• _Directive_: Wherever a line below holds the word "screenshot", copy that line.

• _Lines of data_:
· · · ·
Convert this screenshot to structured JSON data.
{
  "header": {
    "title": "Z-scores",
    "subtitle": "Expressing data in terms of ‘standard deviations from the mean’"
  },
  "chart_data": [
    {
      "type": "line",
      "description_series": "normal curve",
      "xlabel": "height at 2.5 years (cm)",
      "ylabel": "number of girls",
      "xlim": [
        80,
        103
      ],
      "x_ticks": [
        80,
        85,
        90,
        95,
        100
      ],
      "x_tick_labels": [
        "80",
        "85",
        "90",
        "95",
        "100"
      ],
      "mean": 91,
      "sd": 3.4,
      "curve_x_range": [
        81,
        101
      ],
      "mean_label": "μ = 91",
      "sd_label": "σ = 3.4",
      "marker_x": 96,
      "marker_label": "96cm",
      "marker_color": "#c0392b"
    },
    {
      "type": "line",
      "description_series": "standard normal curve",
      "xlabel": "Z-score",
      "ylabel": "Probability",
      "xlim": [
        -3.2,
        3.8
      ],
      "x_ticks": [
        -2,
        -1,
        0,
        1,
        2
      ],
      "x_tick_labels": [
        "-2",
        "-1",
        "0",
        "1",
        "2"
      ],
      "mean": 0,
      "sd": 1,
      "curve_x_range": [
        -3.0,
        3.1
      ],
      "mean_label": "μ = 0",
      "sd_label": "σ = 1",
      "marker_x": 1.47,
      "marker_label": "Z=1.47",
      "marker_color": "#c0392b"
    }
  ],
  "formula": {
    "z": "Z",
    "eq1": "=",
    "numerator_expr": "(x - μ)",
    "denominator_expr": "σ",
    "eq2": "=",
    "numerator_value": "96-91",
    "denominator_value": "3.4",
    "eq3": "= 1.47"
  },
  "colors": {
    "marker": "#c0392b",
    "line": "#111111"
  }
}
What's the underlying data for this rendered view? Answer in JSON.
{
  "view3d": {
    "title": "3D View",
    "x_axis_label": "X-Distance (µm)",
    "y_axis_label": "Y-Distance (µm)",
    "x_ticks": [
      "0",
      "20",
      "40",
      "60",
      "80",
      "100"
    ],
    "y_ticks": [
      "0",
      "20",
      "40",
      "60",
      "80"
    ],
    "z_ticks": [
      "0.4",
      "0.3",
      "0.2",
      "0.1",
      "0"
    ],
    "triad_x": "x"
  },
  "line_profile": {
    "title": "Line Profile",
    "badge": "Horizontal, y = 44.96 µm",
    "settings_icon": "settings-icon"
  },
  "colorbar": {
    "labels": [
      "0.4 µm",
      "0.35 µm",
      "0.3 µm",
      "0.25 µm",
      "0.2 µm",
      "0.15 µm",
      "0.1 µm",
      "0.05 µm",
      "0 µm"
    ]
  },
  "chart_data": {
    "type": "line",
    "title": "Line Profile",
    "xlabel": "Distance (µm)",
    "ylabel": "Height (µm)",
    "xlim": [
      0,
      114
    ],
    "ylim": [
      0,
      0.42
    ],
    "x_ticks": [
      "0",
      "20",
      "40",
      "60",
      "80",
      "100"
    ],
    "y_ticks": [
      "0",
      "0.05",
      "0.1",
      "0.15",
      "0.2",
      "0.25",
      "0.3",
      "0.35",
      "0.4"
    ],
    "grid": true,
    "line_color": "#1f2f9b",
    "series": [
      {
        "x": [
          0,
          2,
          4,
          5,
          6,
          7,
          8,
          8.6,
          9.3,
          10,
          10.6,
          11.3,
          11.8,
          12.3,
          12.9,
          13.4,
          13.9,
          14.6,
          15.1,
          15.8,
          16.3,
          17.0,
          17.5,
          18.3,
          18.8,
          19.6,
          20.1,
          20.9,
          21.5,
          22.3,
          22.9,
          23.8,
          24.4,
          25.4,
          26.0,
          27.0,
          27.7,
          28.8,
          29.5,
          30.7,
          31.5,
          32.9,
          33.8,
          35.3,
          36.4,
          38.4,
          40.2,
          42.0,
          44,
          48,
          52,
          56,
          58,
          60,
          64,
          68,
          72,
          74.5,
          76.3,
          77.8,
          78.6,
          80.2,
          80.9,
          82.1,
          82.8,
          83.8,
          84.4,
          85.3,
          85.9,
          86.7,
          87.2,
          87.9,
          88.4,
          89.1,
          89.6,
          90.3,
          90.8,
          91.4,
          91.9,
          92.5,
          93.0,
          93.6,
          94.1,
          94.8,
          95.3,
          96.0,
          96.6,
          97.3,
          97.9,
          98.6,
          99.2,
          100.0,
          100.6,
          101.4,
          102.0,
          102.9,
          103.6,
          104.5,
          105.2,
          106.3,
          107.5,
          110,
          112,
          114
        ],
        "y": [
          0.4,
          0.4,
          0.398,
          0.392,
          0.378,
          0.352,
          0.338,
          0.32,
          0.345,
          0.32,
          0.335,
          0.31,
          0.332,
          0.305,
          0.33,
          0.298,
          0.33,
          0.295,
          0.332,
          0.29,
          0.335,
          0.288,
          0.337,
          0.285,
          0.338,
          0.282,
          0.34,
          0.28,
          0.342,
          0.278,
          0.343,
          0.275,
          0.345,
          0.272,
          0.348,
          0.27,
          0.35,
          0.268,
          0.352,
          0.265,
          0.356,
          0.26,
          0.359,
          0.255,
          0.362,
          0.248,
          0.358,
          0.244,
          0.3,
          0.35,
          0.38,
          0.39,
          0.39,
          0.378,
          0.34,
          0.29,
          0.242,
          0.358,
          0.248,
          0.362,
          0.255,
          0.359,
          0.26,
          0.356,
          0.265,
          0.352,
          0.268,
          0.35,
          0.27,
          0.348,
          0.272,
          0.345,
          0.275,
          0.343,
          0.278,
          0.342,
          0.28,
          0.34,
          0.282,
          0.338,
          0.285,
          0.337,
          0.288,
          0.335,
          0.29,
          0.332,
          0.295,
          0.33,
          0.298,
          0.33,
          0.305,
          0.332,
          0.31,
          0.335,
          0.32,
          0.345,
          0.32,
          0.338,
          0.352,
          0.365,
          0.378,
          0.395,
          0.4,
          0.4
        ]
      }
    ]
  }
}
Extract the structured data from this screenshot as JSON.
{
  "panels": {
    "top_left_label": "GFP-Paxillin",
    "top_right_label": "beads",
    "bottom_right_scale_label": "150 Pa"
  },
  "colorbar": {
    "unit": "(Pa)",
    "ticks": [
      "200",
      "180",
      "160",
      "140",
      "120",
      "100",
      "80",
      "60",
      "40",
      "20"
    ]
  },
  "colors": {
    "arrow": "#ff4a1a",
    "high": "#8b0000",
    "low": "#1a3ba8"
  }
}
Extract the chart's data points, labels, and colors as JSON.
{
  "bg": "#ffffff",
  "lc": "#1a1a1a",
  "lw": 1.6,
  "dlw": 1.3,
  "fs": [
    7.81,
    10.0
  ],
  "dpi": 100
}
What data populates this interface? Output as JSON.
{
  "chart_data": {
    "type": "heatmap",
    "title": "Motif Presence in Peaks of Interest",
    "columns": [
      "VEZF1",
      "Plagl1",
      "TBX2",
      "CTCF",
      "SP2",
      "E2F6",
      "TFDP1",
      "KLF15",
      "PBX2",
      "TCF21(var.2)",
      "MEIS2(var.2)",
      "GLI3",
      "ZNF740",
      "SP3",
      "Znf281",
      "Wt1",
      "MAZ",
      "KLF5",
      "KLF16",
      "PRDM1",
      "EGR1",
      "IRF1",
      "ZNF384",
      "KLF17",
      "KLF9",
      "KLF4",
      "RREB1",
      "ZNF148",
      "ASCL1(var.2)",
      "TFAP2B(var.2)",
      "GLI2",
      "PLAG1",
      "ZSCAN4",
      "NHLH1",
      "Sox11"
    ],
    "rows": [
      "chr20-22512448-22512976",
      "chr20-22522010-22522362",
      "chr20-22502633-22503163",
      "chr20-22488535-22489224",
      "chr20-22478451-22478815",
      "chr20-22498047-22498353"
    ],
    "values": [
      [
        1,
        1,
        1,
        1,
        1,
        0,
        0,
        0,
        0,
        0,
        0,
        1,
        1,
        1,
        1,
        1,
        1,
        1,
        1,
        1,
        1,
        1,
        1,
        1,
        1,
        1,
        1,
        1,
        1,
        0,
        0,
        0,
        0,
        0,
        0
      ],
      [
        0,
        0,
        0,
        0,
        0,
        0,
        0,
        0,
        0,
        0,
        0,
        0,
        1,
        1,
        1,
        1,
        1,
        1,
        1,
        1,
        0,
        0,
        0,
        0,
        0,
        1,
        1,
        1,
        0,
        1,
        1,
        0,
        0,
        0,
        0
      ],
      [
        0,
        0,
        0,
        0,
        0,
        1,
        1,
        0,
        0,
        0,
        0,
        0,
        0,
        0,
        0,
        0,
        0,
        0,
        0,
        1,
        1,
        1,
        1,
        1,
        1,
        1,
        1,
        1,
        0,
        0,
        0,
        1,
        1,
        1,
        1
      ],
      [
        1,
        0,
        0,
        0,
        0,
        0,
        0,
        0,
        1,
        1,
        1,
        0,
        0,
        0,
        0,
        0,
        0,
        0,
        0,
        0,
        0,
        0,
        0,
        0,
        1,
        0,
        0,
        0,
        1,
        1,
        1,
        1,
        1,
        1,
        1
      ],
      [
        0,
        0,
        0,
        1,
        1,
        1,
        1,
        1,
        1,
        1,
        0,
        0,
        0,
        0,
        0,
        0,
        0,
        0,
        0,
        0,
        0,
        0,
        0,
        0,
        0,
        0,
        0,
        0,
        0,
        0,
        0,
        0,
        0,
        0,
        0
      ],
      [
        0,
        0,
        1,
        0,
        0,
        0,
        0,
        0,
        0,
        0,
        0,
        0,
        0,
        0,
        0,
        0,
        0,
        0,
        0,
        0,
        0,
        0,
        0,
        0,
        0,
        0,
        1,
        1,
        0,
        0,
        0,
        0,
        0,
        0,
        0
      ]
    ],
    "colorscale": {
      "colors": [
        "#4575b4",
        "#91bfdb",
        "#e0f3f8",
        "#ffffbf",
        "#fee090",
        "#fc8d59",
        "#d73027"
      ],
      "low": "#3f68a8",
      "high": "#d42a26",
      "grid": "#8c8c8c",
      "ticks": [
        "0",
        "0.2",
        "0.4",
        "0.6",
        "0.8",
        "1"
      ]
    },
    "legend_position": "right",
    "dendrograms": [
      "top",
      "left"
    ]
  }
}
· · · ·
• _Written response_:
Convert this screenshot to structured JSON data.
Extract the structured data from this screenshot as JSON.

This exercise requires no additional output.